- GOAL OF THE EXERCISE -
Search the listing below for the word "this" and copy each line that holds it.

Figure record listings
-- Begin --

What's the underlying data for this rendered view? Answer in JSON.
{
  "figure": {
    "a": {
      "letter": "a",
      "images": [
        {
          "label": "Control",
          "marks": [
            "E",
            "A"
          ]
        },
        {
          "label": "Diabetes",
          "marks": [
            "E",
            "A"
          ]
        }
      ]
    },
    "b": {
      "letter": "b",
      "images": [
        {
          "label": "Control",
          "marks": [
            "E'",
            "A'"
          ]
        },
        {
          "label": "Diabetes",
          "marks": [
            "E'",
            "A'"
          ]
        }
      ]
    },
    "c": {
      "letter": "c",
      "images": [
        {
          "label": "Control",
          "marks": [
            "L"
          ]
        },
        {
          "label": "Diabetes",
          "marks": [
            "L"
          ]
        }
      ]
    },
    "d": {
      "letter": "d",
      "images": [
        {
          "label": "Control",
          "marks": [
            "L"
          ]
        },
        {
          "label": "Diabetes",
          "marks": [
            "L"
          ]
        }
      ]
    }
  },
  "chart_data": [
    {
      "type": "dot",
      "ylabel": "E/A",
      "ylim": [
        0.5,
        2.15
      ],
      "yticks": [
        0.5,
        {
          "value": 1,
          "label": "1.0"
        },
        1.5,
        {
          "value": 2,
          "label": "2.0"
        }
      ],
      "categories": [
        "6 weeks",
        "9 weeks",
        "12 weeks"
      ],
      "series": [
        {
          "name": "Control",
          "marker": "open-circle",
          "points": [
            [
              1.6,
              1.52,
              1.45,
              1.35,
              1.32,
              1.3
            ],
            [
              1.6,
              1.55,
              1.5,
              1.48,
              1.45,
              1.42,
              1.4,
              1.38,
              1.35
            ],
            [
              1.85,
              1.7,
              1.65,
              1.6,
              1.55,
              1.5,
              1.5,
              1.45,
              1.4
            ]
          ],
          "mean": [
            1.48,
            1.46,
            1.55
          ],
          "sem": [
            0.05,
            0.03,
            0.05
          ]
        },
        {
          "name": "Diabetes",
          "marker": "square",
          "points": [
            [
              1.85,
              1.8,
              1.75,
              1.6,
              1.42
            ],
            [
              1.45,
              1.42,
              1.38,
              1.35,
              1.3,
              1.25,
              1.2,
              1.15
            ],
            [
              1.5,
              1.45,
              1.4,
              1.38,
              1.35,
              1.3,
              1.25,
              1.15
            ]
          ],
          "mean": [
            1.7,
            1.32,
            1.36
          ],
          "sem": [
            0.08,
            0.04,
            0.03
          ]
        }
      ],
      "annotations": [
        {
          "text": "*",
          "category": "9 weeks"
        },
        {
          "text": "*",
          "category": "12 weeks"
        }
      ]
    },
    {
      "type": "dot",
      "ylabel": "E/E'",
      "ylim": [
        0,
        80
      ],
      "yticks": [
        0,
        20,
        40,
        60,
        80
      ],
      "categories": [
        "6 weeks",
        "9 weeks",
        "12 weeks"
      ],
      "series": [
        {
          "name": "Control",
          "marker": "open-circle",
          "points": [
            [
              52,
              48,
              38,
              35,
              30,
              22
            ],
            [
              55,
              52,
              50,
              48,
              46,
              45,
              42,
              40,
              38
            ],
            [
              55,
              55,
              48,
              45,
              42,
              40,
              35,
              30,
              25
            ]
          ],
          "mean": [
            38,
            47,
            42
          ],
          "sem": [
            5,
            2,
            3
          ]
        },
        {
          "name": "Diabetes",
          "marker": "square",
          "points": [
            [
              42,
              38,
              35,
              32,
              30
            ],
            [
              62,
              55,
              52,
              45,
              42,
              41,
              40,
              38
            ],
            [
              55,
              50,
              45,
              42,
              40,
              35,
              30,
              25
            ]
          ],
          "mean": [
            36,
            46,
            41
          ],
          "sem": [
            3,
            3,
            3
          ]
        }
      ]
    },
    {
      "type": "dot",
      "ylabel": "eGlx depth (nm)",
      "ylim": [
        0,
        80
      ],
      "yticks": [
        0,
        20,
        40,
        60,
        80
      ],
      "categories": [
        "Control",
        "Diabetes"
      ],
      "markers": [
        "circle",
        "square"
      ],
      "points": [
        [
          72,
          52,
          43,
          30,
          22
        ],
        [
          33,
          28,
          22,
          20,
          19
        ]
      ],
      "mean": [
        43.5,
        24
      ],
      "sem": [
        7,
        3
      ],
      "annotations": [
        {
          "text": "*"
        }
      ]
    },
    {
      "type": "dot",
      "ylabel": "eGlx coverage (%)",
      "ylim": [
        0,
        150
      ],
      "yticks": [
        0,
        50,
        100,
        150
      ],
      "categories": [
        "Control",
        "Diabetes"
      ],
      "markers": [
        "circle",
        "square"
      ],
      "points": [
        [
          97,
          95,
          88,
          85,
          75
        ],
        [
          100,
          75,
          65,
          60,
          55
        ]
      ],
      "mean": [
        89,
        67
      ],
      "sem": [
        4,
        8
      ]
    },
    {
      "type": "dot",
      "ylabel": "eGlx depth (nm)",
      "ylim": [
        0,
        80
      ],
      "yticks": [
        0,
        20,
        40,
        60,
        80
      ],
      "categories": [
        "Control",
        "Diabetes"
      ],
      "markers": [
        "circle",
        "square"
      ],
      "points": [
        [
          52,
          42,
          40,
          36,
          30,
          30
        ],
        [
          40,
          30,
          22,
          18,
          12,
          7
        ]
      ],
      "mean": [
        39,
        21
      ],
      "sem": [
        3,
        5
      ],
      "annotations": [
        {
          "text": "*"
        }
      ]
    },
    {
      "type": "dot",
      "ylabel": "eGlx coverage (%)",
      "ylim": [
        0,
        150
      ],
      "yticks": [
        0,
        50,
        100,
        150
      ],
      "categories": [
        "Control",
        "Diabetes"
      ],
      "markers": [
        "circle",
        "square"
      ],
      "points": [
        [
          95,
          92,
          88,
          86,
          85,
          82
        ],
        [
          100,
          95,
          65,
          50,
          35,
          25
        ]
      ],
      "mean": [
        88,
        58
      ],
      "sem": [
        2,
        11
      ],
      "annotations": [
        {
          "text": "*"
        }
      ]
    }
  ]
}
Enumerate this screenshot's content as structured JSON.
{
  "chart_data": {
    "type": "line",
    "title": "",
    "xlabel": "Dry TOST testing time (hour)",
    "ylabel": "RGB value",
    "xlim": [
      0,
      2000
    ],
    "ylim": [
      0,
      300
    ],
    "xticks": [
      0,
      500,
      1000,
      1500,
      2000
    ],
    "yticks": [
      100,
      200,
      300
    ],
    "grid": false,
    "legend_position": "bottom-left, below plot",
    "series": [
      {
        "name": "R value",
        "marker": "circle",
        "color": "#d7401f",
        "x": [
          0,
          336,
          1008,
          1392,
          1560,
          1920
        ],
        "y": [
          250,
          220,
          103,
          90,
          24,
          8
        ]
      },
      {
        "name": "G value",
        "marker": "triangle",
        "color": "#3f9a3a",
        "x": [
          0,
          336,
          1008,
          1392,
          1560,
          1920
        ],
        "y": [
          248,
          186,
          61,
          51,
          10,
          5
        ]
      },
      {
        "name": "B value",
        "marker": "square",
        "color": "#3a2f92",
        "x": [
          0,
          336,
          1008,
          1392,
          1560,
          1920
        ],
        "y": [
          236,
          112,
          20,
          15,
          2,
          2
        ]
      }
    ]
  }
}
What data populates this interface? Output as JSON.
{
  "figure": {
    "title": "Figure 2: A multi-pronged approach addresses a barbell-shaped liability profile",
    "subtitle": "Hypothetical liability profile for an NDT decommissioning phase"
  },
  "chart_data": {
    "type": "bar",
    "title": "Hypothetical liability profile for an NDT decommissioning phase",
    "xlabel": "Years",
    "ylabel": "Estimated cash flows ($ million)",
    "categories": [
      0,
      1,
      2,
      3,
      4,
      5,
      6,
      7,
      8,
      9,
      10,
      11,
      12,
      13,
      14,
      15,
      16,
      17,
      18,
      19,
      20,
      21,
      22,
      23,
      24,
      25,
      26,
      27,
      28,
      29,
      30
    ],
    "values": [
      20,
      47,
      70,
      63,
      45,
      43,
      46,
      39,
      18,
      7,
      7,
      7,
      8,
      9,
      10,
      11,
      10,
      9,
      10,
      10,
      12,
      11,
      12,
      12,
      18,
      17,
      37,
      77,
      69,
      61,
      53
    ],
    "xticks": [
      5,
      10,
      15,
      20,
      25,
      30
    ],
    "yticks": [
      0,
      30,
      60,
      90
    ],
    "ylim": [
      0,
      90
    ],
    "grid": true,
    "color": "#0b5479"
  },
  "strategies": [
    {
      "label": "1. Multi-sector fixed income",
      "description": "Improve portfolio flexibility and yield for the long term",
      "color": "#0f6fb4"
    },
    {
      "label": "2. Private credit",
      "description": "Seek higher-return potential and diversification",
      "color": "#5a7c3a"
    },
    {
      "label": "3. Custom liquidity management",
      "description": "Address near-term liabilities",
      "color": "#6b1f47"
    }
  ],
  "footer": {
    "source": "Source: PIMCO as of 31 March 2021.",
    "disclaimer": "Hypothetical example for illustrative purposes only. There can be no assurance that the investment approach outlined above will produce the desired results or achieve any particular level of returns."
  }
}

-- End --

- RESULT BELOW -
What's the underlying data for this rendered view? Answer in JSON.
Enumerate this screenshot's content as structured JSON.
What data populates this interface? Output as JSON.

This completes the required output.